Gather up every line that includes the string "xlabel".

┌─ Material provided

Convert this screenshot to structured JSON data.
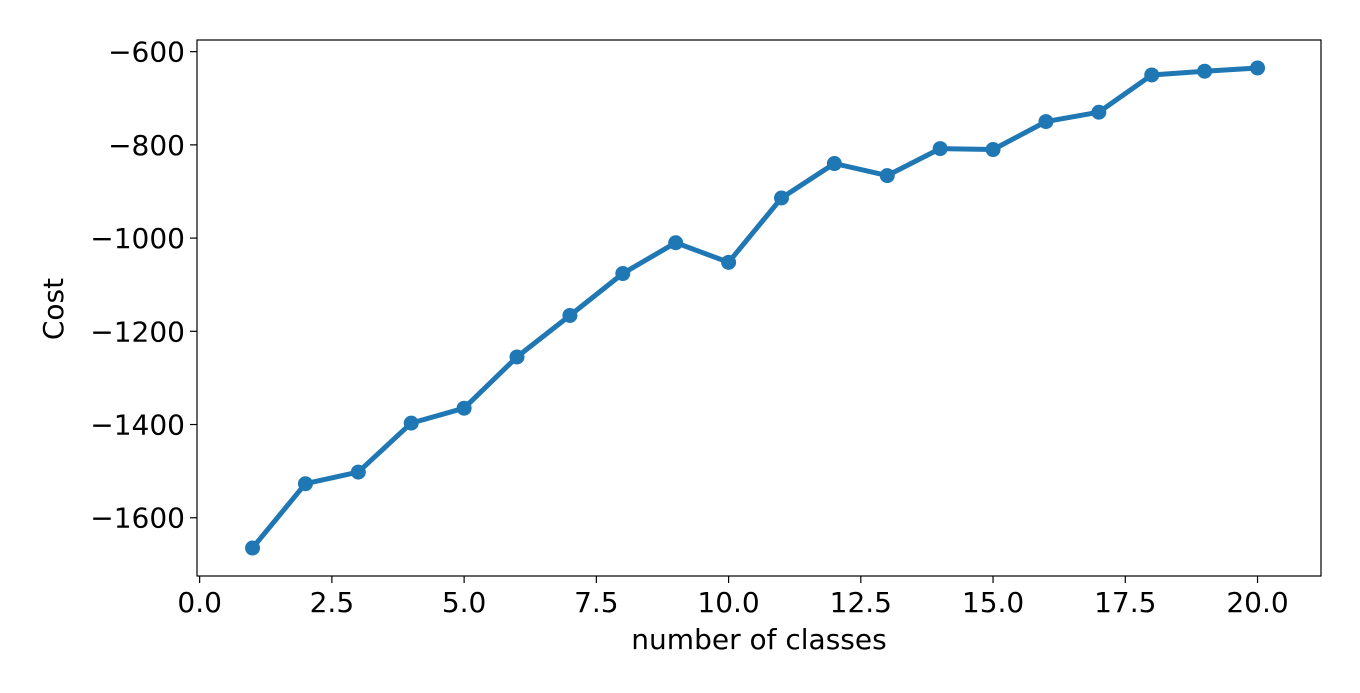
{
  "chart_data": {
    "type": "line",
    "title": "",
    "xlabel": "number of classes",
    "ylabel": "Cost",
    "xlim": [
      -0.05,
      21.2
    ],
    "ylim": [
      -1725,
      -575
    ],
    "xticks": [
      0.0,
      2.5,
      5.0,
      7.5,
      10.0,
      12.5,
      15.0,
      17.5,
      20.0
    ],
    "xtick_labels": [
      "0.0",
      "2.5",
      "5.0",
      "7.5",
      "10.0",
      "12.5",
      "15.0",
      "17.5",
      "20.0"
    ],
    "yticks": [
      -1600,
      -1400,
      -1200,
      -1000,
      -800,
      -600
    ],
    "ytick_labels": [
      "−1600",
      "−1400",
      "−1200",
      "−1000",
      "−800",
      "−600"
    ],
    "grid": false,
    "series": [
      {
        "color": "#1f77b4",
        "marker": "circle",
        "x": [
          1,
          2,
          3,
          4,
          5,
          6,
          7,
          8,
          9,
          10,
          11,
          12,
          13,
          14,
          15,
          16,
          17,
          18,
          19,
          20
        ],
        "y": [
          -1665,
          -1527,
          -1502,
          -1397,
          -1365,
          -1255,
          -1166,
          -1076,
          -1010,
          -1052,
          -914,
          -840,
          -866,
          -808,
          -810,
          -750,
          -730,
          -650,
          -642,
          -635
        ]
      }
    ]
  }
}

└─
┌─ Material provided

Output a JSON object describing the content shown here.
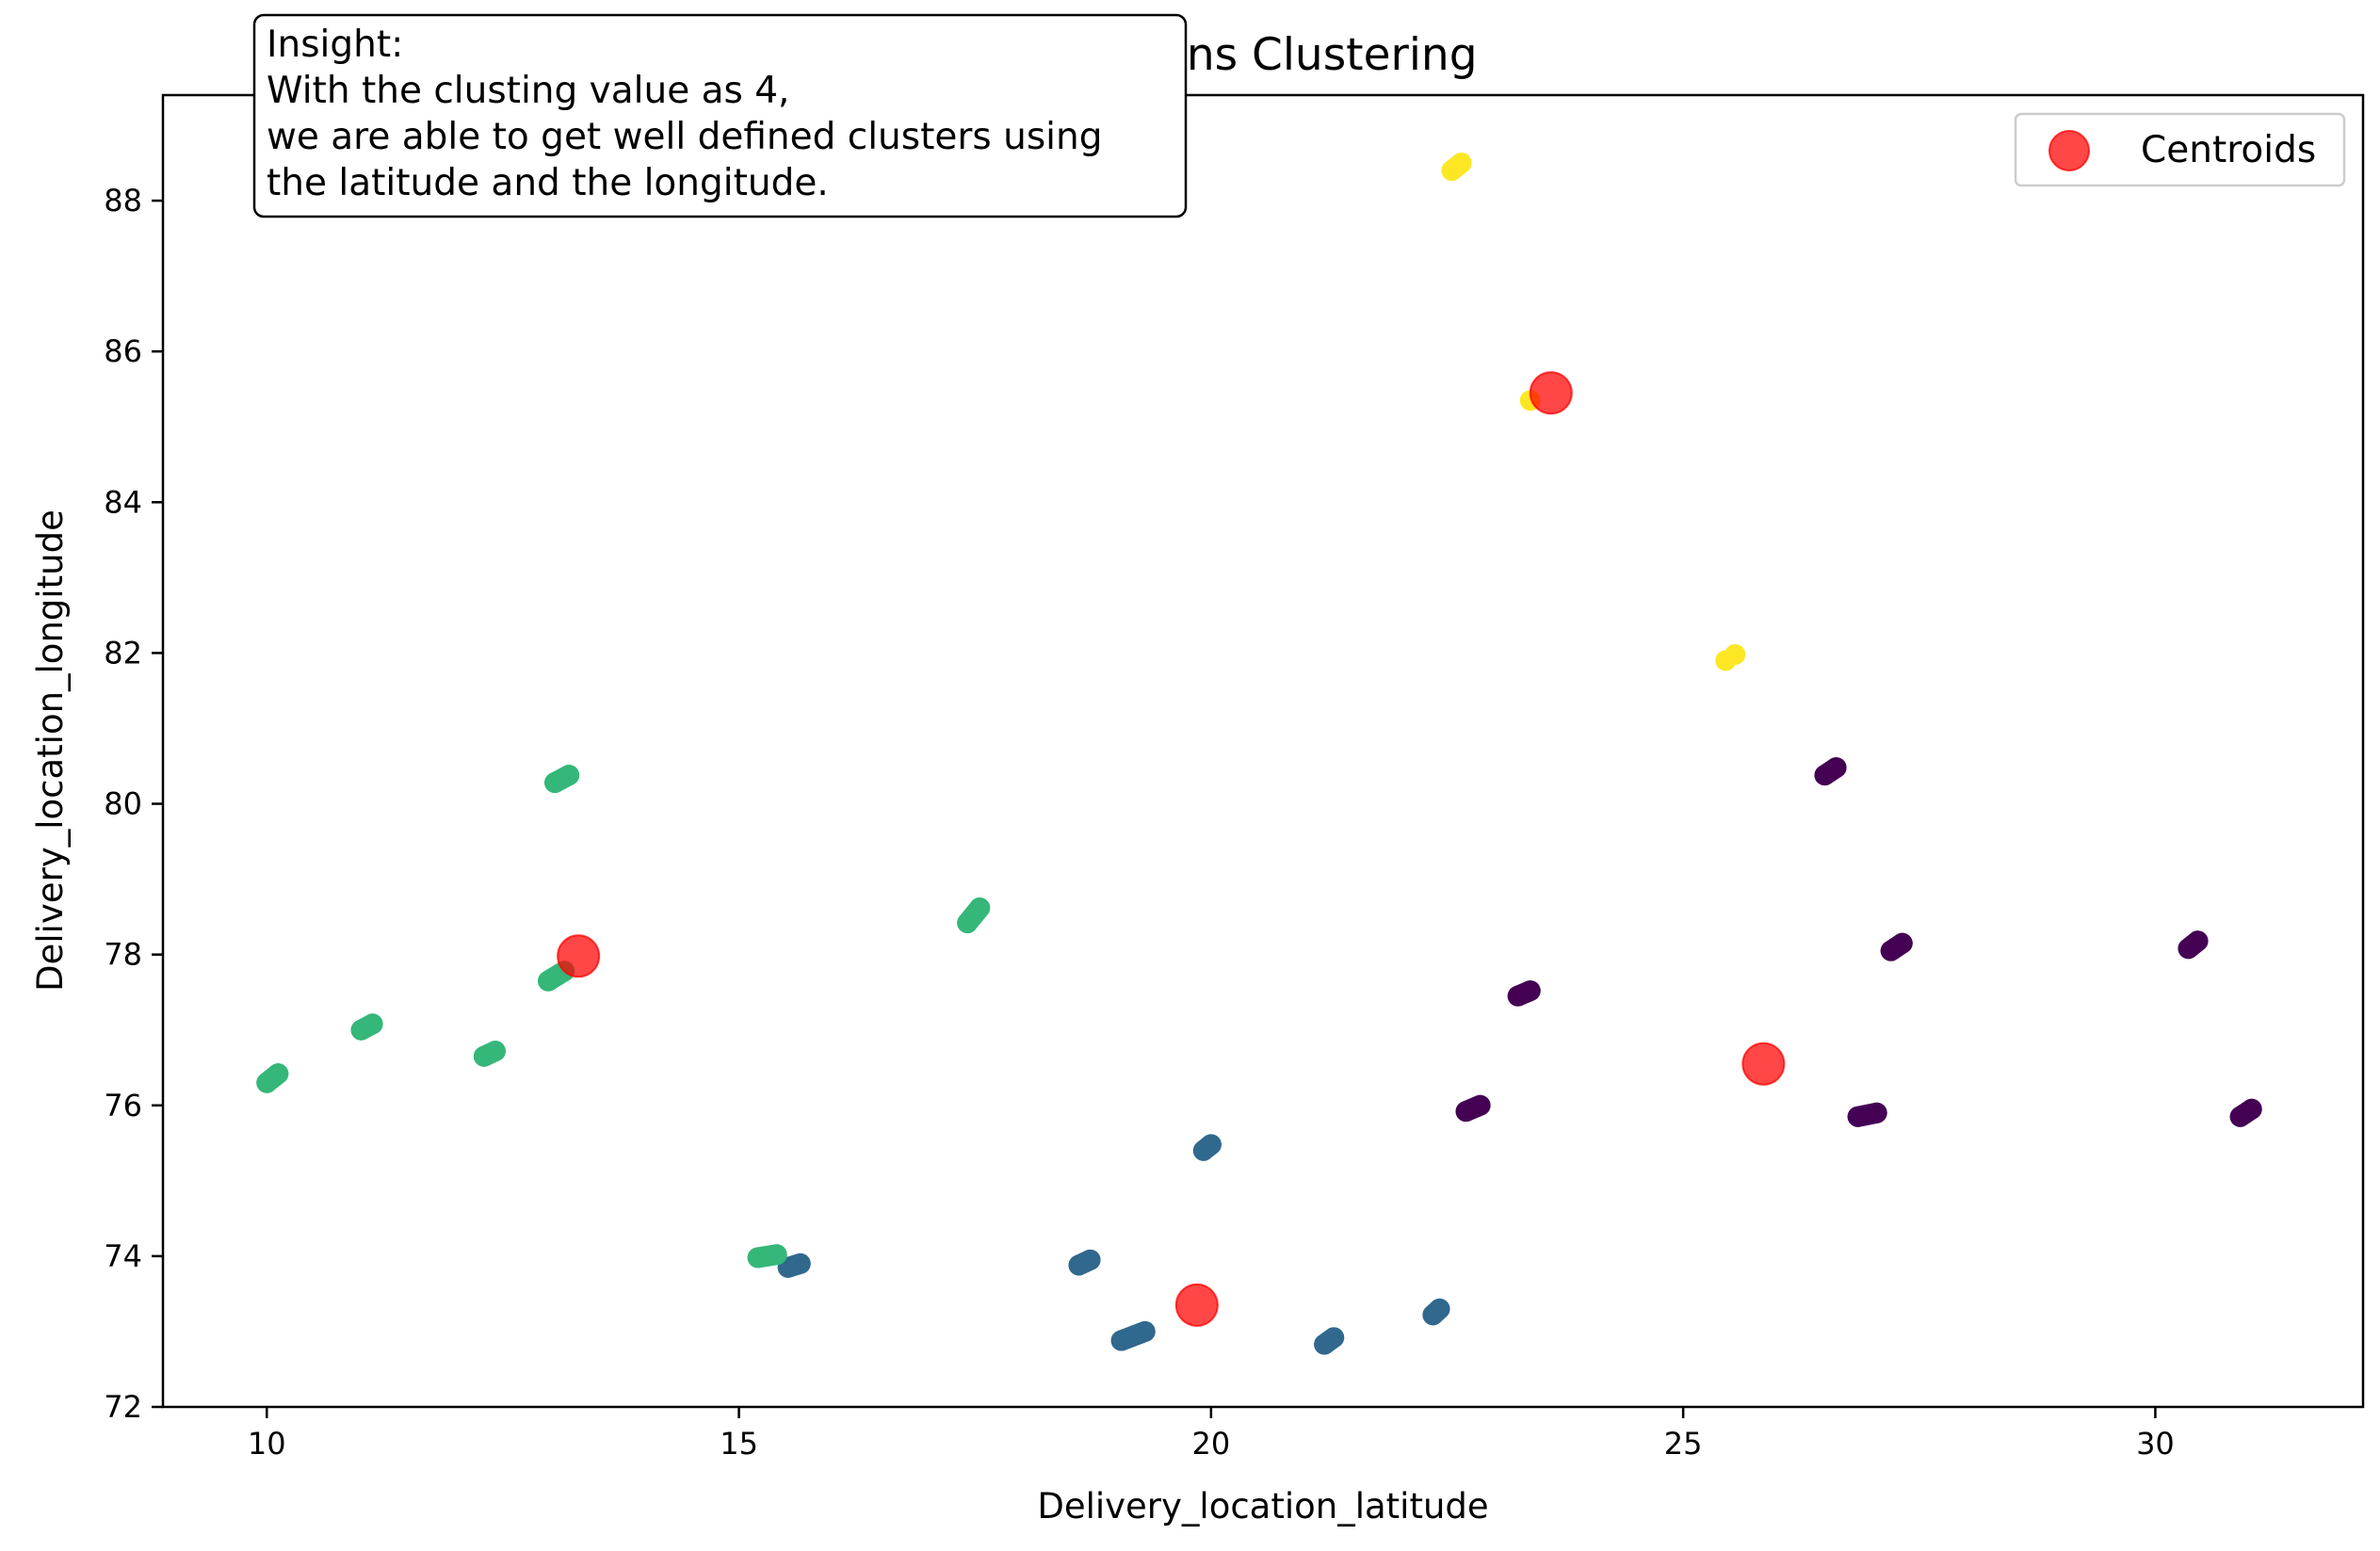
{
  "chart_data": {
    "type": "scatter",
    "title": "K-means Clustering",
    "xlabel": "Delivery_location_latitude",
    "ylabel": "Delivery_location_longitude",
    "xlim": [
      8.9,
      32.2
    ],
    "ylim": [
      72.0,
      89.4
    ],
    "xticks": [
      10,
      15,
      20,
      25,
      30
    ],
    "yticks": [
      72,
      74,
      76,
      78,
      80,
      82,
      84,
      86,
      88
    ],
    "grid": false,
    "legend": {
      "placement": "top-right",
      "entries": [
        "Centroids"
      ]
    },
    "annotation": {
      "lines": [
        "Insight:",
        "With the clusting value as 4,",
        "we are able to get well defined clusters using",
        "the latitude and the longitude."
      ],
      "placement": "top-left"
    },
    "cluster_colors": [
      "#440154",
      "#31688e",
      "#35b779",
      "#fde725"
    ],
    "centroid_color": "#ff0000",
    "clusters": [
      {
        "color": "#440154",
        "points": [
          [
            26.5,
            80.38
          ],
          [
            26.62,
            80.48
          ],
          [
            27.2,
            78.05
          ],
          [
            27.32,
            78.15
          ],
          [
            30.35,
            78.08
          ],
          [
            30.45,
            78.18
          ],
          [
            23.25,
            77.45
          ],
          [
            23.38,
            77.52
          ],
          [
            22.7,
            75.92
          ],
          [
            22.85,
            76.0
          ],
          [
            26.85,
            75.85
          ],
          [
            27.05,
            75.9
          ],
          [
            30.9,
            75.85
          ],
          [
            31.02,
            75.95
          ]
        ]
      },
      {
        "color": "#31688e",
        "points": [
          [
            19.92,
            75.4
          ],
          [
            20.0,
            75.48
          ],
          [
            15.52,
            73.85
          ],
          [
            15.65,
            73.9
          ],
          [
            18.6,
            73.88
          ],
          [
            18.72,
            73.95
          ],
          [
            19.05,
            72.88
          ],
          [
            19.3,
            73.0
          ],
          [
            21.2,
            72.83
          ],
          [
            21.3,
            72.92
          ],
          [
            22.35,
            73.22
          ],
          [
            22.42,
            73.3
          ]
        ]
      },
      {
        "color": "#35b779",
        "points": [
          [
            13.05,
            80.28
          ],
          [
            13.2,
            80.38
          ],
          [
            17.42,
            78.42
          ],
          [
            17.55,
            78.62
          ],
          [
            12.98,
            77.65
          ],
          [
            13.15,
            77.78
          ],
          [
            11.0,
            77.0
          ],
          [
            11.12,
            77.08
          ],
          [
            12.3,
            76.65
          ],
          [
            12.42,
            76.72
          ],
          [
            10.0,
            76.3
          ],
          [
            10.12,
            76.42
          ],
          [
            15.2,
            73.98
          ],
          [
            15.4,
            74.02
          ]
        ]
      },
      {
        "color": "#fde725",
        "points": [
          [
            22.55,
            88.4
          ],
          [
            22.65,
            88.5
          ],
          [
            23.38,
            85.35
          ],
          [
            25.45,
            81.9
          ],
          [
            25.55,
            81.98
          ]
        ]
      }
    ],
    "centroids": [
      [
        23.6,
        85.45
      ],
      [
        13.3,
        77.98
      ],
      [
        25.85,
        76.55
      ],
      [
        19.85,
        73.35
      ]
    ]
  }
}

└─

→ **Full solution**:
    "xlabel": "number of classes",
    "xlabel": "Delivery_location_latitude",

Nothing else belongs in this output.